— GOAL —
Each entry in the listing below should be restated word for word.

━━ INFORMATION PROVIDED

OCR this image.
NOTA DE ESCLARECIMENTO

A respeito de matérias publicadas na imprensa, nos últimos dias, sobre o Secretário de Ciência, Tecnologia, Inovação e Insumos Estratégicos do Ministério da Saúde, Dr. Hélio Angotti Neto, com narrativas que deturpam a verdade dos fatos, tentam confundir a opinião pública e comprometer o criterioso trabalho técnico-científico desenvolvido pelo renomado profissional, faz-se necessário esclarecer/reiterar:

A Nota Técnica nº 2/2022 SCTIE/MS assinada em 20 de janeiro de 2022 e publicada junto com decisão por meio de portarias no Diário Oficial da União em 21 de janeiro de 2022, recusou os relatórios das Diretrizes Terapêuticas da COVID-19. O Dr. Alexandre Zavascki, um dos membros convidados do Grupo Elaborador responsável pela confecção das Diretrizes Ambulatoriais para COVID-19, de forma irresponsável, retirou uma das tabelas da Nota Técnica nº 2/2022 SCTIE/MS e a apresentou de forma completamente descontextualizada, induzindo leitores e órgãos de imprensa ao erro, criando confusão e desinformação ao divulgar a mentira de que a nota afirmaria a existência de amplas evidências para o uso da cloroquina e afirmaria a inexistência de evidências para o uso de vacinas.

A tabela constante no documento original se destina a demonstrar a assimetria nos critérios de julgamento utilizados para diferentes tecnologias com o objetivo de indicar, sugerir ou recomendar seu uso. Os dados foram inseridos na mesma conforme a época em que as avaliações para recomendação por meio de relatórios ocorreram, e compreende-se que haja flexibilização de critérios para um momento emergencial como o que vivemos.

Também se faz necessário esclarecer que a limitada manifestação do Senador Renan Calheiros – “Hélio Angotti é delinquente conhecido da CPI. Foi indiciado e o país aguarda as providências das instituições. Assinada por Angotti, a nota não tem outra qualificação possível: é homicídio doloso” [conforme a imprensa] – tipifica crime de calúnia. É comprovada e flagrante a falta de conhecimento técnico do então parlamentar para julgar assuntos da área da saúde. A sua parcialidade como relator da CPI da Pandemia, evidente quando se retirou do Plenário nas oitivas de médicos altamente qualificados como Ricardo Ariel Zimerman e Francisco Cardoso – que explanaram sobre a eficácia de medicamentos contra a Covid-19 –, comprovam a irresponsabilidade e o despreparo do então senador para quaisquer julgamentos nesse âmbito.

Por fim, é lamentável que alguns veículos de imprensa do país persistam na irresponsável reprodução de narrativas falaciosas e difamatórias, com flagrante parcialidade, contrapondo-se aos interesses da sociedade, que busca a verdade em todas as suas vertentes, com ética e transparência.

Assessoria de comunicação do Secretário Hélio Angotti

━━━━

— SOLUTION TO THE EXERCISE —
OCR this image.
NOTA DE ESCLARECIMENTO

A respeito de matérias publicadas na imprensa, nos últimos dias, sobre o Secretário de Ciência, Tecnologia, Inovação e Insumos Estratégicos do Ministério da Saúde, Dr. Hélio Angotti Neto, com narrativas que deturpam a verdade dos fatos, tentam confundir a opinião pública e comprometer o criterioso trabalho técnico-científico desenvolvido pelo renomado profissional, faz-se necessário esclarecer/reiterar:

A Nota Técnica nº 2/2022 SCTIE/MS assinada em 20 de janeiro de 2022 e publicada junto com decisão por meio de portarias no Diário Oficial da União em 21 de janeiro de 2022, recusou os relatórios das Diretrizes Terapêuticas da COVID-19. O Dr. Alexandre Zavascki, um dos membros convidados do Grupo Elaborador responsável pela confecção das Diretrizes Ambulatoriais para COVID-19, de forma irresponsável, retirou uma das tabelas da Nota Técnica nº 2/2022 SCTIE/MS e a apresentou de forma completamente descontextualizada, induzindo leitores e órgãos de imprensa ao erro, criando confusão e desinformação ao divulgar a mentira de que a nota afirmaria a existência de amplas evidências para o uso da cloroquina e afirmaria a inexistência de evidências para o uso de vacinas.

A tabela constante no documento original se destina a demonstrar a assimetria nos critérios de julgamento utilizados para diferentes tecnologias com o objetivo de indicar, sugerir ou recomendar seu uso. Os dados foram inseridos na mesma conforme a época em que as avaliações para recomendação por meio de relatórios ocorreram, e compreende-se que haja flexibilização de critérios para um momento emergencial como o que vivemos.

Também se faz necessário esclarecer que a limitada manifestação do Senador Renan Calheiros – “Hélio Angotti é delinquente conhecido da CPI. Foi indiciado e o país aguarda as providências das instituições. Assinada por Angotti, a nota não tem outra qualificação possível: é homicídio doloso” [conforme a imprensa] – tipifica crime de calúnia. É comprovada e flagrante a falta de conhecimento técnico do então parlamentar para julgar assuntos da área da saúde. A sua parcialidade como relator da CPI da Pandemia, evidente quando se retirou do Plenário nas oitivas de médicos altamente qualificados como Ricardo Ariel Zimerman e Francisco Cardoso – que explanaram sobre a eficácia de medicamentos contra a Covid-19 –, comprovam a irresponsabilidade e o despreparo do então senador para quaisquer julgamentos nesse âmbito.

Por fim, é lamentável que alguns veículos de imprensa do país persistam na irresponsável reprodução de narrativas falaciosas e difamatórias, com flagrante parcialidade, contrapondo-se aos interesses da sociedade, que busca a verdade em todas as suas vertentes, com ética e transparência.

Assessoria de comunicação do Secretário Hélio Angotti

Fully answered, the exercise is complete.